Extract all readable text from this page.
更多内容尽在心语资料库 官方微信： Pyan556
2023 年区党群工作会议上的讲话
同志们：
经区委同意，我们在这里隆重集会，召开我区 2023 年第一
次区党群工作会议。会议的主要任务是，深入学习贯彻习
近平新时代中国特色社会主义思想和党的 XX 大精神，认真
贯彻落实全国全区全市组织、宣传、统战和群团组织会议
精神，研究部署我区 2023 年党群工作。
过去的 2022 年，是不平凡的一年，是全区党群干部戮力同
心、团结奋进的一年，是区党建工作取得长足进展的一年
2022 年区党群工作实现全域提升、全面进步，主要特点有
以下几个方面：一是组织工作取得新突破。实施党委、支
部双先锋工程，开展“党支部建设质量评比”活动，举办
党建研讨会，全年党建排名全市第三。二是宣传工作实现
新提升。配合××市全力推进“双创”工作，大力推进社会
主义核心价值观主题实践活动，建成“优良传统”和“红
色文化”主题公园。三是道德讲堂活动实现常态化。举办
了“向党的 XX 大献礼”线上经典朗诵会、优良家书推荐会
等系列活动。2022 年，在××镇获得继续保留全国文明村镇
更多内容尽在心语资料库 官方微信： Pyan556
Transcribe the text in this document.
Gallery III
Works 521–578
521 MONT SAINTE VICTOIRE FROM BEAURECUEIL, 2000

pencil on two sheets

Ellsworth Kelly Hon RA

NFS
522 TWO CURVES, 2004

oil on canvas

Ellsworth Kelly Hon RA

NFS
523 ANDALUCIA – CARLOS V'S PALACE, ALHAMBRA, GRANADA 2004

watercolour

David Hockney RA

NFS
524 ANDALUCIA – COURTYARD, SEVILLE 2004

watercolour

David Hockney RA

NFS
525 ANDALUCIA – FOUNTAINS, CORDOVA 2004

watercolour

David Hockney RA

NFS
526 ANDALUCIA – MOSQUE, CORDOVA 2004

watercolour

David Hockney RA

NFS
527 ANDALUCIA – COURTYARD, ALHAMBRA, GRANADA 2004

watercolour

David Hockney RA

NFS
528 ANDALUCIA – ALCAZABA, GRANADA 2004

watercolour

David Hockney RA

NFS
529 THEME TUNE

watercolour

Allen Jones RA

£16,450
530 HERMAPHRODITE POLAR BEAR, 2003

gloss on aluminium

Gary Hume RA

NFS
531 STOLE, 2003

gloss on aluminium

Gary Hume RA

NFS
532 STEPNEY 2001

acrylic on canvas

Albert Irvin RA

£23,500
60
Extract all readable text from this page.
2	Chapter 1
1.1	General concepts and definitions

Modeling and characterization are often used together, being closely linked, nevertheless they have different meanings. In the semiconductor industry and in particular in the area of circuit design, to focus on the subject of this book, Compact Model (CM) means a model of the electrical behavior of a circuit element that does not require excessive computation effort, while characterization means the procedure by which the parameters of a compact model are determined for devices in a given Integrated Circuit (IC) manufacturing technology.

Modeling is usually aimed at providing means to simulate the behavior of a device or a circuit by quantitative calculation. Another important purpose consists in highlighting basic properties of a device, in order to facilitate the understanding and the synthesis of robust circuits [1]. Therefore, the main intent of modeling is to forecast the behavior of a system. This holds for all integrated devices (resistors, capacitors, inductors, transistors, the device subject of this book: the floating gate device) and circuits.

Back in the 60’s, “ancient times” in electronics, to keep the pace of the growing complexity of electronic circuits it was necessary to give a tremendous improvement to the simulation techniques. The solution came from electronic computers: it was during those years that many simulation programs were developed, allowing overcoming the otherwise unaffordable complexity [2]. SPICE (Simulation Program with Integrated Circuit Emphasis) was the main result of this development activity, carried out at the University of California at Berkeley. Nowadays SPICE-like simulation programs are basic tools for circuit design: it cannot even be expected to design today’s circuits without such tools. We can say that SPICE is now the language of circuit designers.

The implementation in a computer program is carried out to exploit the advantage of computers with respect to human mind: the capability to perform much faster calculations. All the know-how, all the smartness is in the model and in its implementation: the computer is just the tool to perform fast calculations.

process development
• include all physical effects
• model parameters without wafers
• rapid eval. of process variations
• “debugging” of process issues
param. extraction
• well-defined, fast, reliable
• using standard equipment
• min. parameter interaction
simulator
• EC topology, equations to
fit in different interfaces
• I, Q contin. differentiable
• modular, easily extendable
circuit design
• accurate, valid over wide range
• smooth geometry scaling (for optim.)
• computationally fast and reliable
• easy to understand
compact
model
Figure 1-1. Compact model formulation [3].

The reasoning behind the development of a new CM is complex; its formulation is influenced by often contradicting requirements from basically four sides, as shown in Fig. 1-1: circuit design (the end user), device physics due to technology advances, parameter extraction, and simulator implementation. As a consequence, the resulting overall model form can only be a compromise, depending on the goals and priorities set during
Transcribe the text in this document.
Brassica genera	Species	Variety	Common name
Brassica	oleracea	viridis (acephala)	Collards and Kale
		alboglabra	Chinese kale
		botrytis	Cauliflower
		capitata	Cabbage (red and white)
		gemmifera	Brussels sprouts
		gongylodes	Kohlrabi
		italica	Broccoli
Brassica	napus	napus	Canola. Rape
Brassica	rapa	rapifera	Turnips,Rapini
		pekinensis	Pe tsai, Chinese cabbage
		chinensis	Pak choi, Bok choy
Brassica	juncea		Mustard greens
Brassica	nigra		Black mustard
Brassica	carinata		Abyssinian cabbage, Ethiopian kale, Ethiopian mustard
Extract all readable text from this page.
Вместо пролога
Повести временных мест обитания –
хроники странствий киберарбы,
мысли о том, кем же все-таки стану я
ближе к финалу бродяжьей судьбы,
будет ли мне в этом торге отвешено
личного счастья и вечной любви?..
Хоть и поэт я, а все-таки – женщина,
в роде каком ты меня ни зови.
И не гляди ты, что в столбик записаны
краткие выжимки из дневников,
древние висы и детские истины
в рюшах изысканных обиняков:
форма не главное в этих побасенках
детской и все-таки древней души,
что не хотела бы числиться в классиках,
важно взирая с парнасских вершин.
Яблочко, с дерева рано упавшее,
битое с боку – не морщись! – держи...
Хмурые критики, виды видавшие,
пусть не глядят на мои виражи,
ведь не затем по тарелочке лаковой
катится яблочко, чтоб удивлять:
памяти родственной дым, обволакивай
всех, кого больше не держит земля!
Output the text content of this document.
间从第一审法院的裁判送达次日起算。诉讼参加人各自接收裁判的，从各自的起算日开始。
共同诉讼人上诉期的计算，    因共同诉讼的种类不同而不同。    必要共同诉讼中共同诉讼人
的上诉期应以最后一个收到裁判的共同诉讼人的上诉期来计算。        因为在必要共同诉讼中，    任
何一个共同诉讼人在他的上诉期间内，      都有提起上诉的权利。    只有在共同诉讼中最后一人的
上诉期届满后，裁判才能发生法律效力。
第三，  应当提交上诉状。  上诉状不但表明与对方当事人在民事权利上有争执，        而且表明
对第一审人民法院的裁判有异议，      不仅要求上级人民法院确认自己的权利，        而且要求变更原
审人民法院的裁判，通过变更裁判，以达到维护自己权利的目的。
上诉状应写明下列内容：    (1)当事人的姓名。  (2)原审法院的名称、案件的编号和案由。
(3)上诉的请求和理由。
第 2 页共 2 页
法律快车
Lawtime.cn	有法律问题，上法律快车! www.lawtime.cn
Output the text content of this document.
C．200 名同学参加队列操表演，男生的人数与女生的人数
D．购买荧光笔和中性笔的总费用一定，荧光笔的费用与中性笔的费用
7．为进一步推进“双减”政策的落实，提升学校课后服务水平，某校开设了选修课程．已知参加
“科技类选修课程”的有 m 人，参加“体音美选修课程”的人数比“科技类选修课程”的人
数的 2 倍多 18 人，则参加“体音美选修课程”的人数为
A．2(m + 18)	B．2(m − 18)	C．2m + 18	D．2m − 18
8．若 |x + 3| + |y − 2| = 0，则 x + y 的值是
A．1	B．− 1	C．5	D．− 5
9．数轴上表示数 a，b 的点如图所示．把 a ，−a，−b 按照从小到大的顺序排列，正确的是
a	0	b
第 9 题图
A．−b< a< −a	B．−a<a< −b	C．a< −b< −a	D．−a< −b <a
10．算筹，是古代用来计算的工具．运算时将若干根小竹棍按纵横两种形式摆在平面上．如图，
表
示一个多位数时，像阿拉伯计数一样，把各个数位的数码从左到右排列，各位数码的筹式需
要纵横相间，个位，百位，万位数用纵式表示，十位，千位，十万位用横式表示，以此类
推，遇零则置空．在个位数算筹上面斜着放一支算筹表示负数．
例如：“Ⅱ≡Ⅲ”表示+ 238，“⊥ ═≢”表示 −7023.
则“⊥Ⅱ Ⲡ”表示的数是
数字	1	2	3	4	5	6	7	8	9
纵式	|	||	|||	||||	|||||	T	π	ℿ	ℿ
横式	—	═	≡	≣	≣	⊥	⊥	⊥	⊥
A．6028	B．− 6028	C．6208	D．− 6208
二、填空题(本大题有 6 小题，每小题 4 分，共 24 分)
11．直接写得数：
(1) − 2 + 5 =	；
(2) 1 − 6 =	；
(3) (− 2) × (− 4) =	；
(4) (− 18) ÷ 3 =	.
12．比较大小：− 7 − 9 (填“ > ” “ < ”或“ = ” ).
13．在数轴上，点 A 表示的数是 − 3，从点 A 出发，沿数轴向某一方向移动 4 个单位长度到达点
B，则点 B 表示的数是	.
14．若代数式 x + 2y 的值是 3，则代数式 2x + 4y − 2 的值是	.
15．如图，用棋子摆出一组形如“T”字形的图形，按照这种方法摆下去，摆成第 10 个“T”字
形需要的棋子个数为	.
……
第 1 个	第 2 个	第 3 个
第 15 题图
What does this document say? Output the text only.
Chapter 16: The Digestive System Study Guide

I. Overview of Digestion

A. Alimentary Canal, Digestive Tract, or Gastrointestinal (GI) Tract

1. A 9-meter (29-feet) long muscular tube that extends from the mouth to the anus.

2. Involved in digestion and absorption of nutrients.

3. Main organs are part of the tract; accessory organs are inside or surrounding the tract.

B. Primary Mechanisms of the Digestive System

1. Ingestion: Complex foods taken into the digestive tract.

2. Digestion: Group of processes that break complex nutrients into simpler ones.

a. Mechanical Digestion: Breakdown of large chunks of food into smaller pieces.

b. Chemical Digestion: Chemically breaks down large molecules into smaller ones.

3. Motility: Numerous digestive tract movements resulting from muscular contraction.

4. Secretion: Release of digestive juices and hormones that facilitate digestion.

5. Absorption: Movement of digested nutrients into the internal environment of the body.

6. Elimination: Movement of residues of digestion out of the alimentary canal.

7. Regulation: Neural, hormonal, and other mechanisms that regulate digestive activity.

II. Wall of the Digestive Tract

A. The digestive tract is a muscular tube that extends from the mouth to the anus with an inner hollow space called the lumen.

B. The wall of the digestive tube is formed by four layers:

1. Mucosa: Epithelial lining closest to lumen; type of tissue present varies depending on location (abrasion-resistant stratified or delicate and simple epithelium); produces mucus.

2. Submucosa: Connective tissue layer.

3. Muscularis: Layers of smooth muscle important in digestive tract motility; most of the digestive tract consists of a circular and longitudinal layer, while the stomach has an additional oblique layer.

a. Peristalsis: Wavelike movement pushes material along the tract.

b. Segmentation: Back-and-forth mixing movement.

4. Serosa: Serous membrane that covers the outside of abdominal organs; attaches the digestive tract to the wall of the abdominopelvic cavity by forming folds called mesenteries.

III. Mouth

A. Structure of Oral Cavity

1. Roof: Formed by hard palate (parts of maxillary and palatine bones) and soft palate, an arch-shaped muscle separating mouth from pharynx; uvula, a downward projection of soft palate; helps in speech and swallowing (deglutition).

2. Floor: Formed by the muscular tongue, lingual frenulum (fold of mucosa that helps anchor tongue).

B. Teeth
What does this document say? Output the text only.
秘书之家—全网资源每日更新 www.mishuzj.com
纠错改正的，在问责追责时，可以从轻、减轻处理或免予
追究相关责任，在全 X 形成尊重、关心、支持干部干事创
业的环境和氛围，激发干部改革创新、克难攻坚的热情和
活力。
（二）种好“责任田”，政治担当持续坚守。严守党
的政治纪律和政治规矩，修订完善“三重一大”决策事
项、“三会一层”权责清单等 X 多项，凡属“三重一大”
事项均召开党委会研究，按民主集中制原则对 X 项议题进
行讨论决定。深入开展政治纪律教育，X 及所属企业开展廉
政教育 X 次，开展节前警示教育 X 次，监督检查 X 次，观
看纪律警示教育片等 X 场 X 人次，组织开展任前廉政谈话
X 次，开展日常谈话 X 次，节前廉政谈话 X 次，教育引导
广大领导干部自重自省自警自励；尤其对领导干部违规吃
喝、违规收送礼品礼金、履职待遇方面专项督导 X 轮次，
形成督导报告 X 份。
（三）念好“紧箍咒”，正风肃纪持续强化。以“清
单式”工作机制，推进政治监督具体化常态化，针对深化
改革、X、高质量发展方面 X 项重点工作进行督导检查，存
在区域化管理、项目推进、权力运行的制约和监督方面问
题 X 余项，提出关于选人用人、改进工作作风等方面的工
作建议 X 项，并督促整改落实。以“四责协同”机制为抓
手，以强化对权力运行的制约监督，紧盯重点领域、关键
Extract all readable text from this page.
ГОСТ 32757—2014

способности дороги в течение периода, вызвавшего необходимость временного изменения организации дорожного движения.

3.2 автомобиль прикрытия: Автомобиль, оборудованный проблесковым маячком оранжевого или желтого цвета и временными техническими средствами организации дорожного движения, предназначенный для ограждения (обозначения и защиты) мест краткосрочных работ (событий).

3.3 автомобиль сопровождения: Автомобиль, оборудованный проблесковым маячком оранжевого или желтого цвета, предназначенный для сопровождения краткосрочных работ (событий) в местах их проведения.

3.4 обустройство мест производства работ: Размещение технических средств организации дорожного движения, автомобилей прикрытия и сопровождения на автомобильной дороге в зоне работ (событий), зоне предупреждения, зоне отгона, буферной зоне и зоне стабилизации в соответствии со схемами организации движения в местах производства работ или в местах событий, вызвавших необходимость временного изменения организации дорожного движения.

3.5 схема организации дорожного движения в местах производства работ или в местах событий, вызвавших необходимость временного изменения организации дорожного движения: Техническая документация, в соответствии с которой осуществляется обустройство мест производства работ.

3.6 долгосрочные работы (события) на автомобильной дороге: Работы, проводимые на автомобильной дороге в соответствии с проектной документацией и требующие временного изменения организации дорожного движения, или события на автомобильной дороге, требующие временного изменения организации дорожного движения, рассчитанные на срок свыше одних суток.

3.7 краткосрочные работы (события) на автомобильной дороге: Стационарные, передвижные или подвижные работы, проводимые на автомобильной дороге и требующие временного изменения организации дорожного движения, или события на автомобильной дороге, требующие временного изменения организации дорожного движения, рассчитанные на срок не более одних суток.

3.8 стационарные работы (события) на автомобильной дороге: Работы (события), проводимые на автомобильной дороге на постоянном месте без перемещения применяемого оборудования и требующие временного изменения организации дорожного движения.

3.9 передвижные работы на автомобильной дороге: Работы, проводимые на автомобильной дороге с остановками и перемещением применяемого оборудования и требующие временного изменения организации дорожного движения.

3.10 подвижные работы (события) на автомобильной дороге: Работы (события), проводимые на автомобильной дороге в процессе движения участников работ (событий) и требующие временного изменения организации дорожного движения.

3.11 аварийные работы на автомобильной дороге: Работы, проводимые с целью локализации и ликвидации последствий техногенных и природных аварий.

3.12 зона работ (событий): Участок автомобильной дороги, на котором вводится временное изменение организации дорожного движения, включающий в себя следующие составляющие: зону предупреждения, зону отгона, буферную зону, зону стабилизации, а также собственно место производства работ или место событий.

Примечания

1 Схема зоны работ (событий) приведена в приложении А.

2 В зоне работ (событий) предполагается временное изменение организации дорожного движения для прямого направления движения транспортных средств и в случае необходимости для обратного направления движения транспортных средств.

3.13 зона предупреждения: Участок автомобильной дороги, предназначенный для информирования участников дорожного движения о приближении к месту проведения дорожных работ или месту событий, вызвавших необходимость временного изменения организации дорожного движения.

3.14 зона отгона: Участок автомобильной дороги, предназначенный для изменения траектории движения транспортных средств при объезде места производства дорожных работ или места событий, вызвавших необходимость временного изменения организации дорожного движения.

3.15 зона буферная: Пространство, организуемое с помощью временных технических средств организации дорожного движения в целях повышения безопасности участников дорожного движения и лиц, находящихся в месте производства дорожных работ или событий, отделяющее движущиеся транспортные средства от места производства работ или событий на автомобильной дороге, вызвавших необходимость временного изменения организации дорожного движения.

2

* _Problem description_: Return each line where "ALHAMBRA" shows up.

* _Task solution_:
523 ANDALUCIA – CARLOS V'S PALACE, ALHAMBRA, GRANADA 2004
527 ANDALUCIA – COURTYARD, ALHAMBRA, GRANADA 2004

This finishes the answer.